→ WHAT THE TASK REQUIRES
Gather up the lines with the word "text" in them.

→ DATA ROWS

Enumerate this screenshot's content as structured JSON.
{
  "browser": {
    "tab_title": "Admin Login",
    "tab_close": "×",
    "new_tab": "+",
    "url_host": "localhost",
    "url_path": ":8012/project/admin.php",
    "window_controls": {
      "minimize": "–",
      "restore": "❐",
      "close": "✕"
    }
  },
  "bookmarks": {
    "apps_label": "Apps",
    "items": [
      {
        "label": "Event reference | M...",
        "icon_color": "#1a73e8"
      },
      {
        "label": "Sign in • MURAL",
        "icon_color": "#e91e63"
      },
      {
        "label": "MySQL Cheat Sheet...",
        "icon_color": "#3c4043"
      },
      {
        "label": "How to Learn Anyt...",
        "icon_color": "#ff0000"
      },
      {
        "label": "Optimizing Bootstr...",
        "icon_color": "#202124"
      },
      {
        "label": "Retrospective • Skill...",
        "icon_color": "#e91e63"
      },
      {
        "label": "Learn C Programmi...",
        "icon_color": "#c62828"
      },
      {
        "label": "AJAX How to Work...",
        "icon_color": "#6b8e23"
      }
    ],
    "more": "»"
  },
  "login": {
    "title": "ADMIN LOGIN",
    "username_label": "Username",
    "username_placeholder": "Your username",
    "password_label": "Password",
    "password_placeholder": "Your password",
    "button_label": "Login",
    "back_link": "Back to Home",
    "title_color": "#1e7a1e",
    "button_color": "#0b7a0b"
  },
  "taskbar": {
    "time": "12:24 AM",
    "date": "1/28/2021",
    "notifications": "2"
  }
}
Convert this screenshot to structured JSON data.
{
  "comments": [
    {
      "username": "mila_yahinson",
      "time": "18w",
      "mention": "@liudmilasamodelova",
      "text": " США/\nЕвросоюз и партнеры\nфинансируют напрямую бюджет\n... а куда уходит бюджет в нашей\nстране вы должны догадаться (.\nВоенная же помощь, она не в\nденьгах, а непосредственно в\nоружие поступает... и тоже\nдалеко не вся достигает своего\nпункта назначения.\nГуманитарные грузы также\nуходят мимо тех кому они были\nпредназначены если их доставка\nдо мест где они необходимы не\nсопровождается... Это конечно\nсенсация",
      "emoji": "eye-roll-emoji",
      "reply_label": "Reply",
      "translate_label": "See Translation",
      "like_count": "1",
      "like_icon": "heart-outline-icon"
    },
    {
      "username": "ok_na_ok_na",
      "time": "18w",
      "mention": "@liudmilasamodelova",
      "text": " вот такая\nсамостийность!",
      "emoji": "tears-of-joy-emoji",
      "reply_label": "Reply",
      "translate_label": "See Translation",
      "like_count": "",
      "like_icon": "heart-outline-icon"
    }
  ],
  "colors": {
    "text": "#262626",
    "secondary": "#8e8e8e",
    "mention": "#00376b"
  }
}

→ TASK RESULT
      "text": " США/\nЕвросоюз и партнеры\nфинансируют напрямую бюджет\n... а куда уходит бюджет в нашей\nстране вы должны догадаться (.\nВоенная же помощь, она не в\nденьгах, а непосредственно в\nоружие поступает... и тоже\nдалеко не вся достигает своего\nпункта назначения.\nГуманитарные грузы также\nуходят мимо тех кому они были\nпредназначены если их доставка\nдо мест где они необходимы не\nсопровождается... Это конечно\nсенсация",
      "text": " вот такая\nсамостийность!",
    "text": "#262626",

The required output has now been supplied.